- _Extracted entries_:
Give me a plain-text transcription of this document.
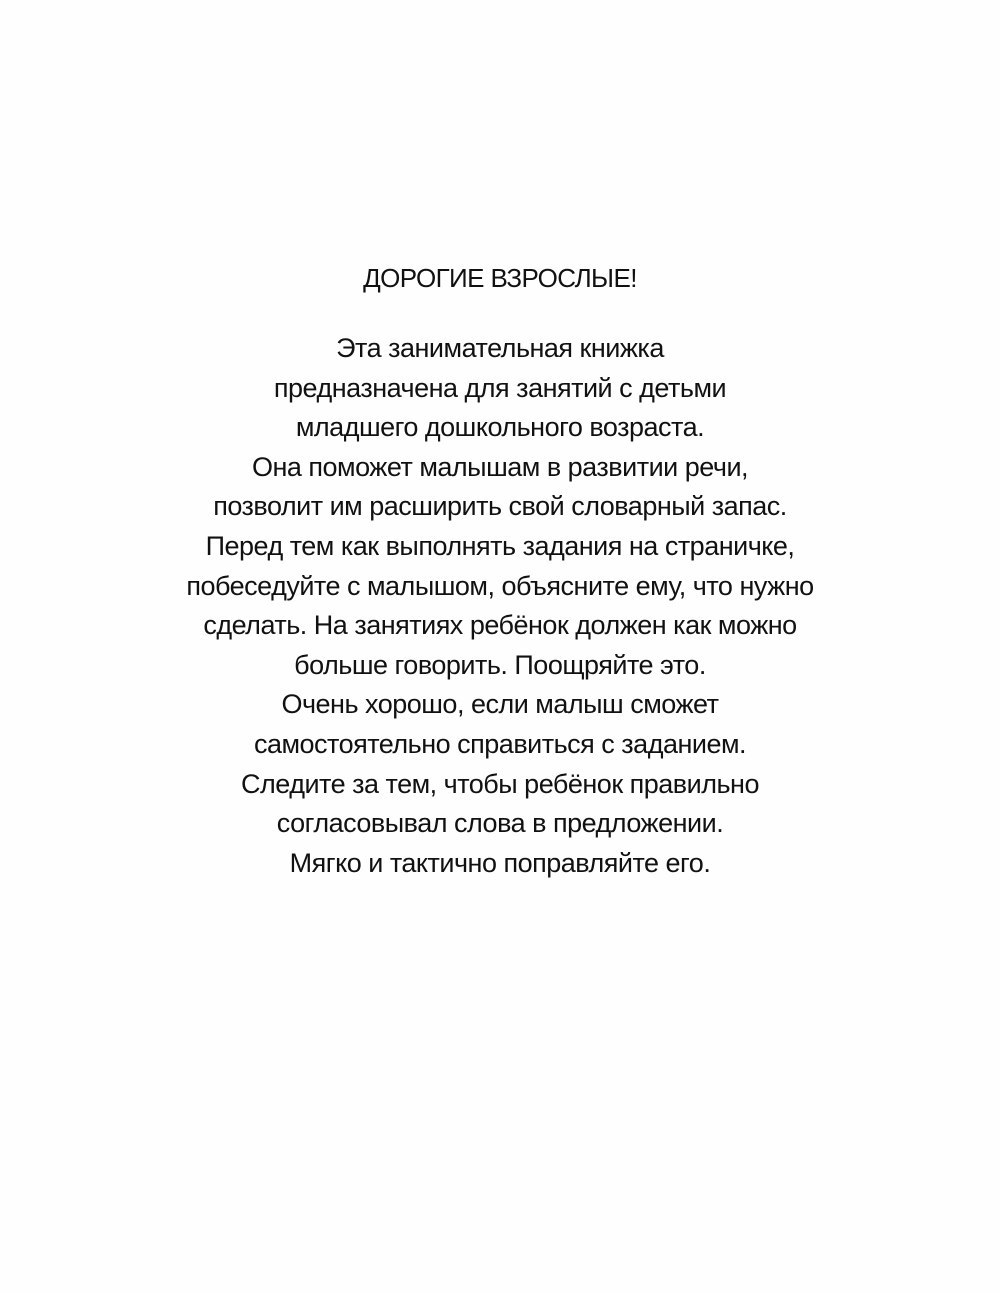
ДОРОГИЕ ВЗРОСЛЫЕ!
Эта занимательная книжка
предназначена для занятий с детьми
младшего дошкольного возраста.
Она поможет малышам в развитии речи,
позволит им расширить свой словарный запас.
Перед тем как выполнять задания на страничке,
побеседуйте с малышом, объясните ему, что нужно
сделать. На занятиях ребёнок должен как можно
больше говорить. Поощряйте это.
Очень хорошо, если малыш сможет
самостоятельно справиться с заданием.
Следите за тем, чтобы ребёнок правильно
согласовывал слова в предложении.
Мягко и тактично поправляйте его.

- _What is required_:
Each entry above should be reproduced exactly, with the pictures removed.

- _Result of this exercise_:
Give me a plain-text transcription of this document.
ДОРОГИЕ ВЗРОСЛЫЕ!
Эта занимательная книжка
предназначена для занятий с детьми
младшего дошкольного возраста.
Она поможет малышам в развитии речи,
позволит им расширить свой словарный запас.
Перед тем как выполнять задания на страничке,
побеседуйте с малышом, объясните ему, что нужно
сделать. На занятиях ребёнок должен как можно
больше говорить. Поощряйте это.
Очень хорошо, если малыш сможет
самостоятельно справиться с заданием.
Следите за тем, чтобы ребёнок правильно
согласовывал слова в предложении.
Мягко и тактично поправляйте его.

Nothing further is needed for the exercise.